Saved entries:
+ + + +

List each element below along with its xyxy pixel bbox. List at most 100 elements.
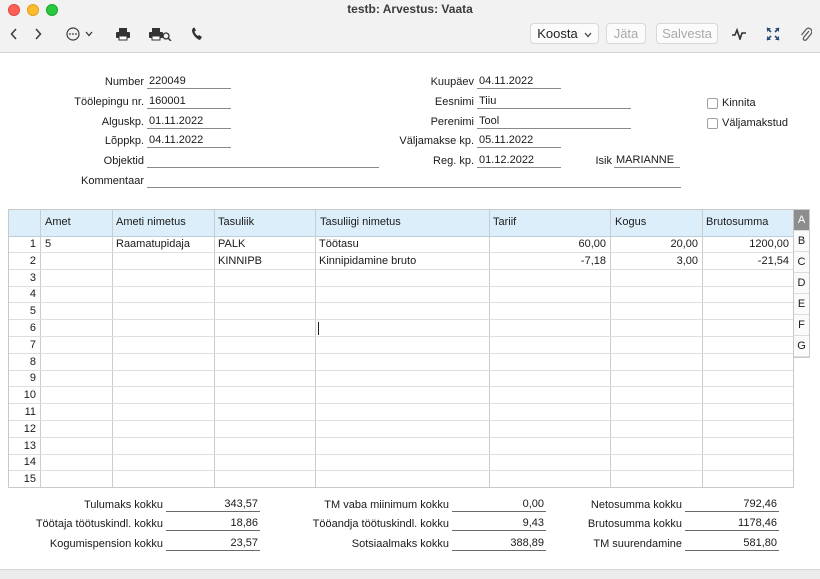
rows-grid: Amet Ameti nimetus Tasuliik Tasuliigi ni…	[8, 209, 794, 488]
table-row[interactable]: 4	[9, 286, 793, 304]
cell-brutosumma[interactable]: 1200,00	[706, 238, 789, 250]
sots-value: 388,89	[452, 537, 546, 551]
expand-icon[interactable]	[764, 24, 782, 44]
more-actions-icon[interactable]	[64, 24, 96, 44]
kommentaar-label: Kommentaar	[81, 175, 144, 187]
table-row[interactable]: 2 KINNIPB Kinnipidamine bruto -7,18 3,00 -21,…	[9, 253, 793, 270]
window-titlebar: testb: Arvestus: Vaata Koosta Jäta Salve…	[0, 0, 820, 53]
sots-label: Sotsiaalmaks kokku	[351, 538, 449, 550]
side-tab-f[interactable]: F	[794, 315, 809, 336]
table-row[interactable]: 13	[9, 438, 793, 455]
koosta-label: Koosta	[537, 26, 578, 41]
row-number: 13	[23, 439, 36, 452]
table-row[interactable]: 14	[9, 454, 793, 472]
side-tab-b[interactable]: B	[794, 231, 809, 252]
alguskp-field[interactable]: 01.11.2022	[147, 115, 231, 129]
kuupaev-label: Kuupäev	[430, 76, 474, 88]
objektid-field[interactable]	[147, 154, 379, 168]
perenimi-field[interactable]: Tool	[477, 115, 631, 129]
cell-tariif[interactable]: 60,00	[493, 238, 606, 250]
tm-vaba-value: 0,00	[452, 498, 546, 512]
col-header-brutosumma[interactable]: Brutosumma	[702, 216, 768, 228]
side-tab-e[interactable]: E	[794, 294, 809, 315]
bruto-label: Brutosumma kokku	[587, 518, 682, 530]
cell-tasuliik[interactable]: KINNIPB	[218, 255, 312, 267]
eesnimi-field[interactable]: Tiiu	[477, 95, 631, 109]
cell-tariif[interactable]: -7,18	[493, 255, 606, 267]
paperclip-icon[interactable]	[797, 24, 815, 44]
cell-ameti-nimetus[interactable]: Raamatupidaja	[116, 238, 210, 250]
tootaja-value: 18,86	[166, 517, 260, 531]
col-header-tariif[interactable]: Tariif	[489, 216, 516, 228]
loppkp-label: Lõppkp.	[104, 135, 144, 147]
phone-icon[interactable]	[188, 24, 206, 44]
loppkp-field[interactable]: 04.11.2022	[147, 134, 231, 148]
row-number: 10	[23, 389, 36, 402]
objektid-label: Objektid	[103, 155, 144, 167]
side-tab-g[interactable]: G	[794, 336, 809, 357]
table-row[interactable]: 10	[9, 387, 793, 405]
regkp-label: Reg. kp.	[433, 155, 474, 167]
table-row[interactable]: 15	[9, 471, 793, 487]
col-header-amet[interactable]: Amet	[41, 216, 71, 228]
valjamakse-field[interactable]: 05.11.2022	[477, 134, 561, 148]
salvesta-button[interactable]: Salvesta	[656, 23, 718, 44]
row-number: 6	[29, 322, 36, 334]
cell-brutosumma[interactable]: -21,54	[706, 255, 789, 267]
cell-tasuliigi-nimetus[interactable]: Töötasu	[319, 238, 485, 250]
table-row[interactable]: 6	[9, 320, 793, 337]
bruto-value: 1178,46	[685, 517, 779, 531]
table-row[interactable]: 8	[9, 354, 793, 371]
chevron-down-icon	[584, 26, 592, 41]
valjamakstud-checkbox[interactable]	[707, 118, 718, 129]
alguskp-label: Alguskp.	[101, 116, 144, 128]
tm-suur-label: TM suurendamine	[593, 538, 682, 550]
tm-suur-value: 581,80	[685, 537, 779, 551]
valjamakse-label: Väljamakse kp.	[399, 135, 474, 147]
col-header-tasuliik[interactable]: Tasuliik	[214, 216, 254, 228]
cell-tasuliik[interactable]: PALK	[218, 238, 312, 250]
row-number: 9	[29, 372, 36, 385]
table-row[interactable]: 9	[9, 370, 793, 388]
regkp-field[interactable]: 01.12.2022	[477, 154, 561, 168]
row-number: 3	[29, 271, 36, 284]
row-number: 2	[29, 254, 36, 267]
kuupaev-field[interactable]: 04.11.2022	[477, 75, 561, 89]
cell-tasuliigi-nimetus[interactable]: Kinnipidamine bruto	[319, 255, 485, 267]
print-icon[interactable]	[113, 24, 133, 44]
row-number: 15	[23, 473, 36, 486]
table-row[interactable]: 11	[9, 404, 793, 421]
isik-label: Isik	[595, 155, 613, 167]
tootaja-label: Töötaja töötuskindl. kokku	[35, 518, 163, 530]
col-header-ameti-nimetus[interactable]: Ameti nimetus	[112, 216, 186, 228]
jata-button[interactable]: Jäta	[606, 23, 646, 44]
row-number: 11	[24, 406, 36, 418]
kommentaar-field[interactable]	[147, 174, 681, 188]
row-number: 8	[29, 355, 36, 368]
koosta-button[interactable]: Koosta	[530, 23, 599, 44]
table-row[interactable]: 12	[9, 421, 793, 438]
kinnita-checkbox[interactable]	[707, 98, 718, 109]
table-row[interactable]: 3	[9, 270, 793, 287]
col-header-tasuliigi-nimetus[interactable]: Tasuliigi nimetus	[316, 216, 401, 228]
tooleping-field[interactable]: 160001	[147, 95, 231, 109]
activity-icon[interactable]	[730, 24, 748, 44]
cell-kogus[interactable]: 20,00	[614, 238, 698, 250]
table-row[interactable]: 1 5 Raamatupidaja PALK Töötasu 60,00 20,00 1200…	[9, 236, 793, 253]
side-tab-c[interactable]: C	[794, 252, 809, 273]
tooandja-label: Tööandja töötuskindl. kokku	[312, 518, 449, 530]
table-row[interactable]: 7	[9, 337, 793, 354]
side-tab-a[interactable]: A	[794, 210, 809, 231]
forward-icon[interactable]	[30, 24, 46, 44]
number-field[interactable]: 220049	[147, 75, 231, 89]
tooleping-label: Töölepingu nr.	[74, 96, 144, 108]
cell-amet[interactable]: 5	[45, 238, 105, 250]
side-tab-d[interactable]: D	[794, 273, 809, 294]
table-row[interactable]: 5	[9, 303, 793, 321]
back-icon[interactable]	[6, 24, 22, 44]
cell-kogus[interactable]: 3,00	[614, 255, 698, 267]
salvesta-label: Salvesta	[662, 26, 712, 41]
isik-field[interactable]: MARIANNE	[614, 154, 680, 168]
print-preview-icon[interactable]	[147, 24, 173, 44]
col-header-kogus[interactable]: Kogus	[611, 216, 646, 228]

+ + + +

■ Your objective ■
Locate each line in the rows above that contains the string "regkp" and copy those lines.

■ Output for this task ■
regkp-label: Reg. kp.	[433, 155, 474, 167]
regkp-field[interactable]: 01.12.2022	[477, 154, 561, 168]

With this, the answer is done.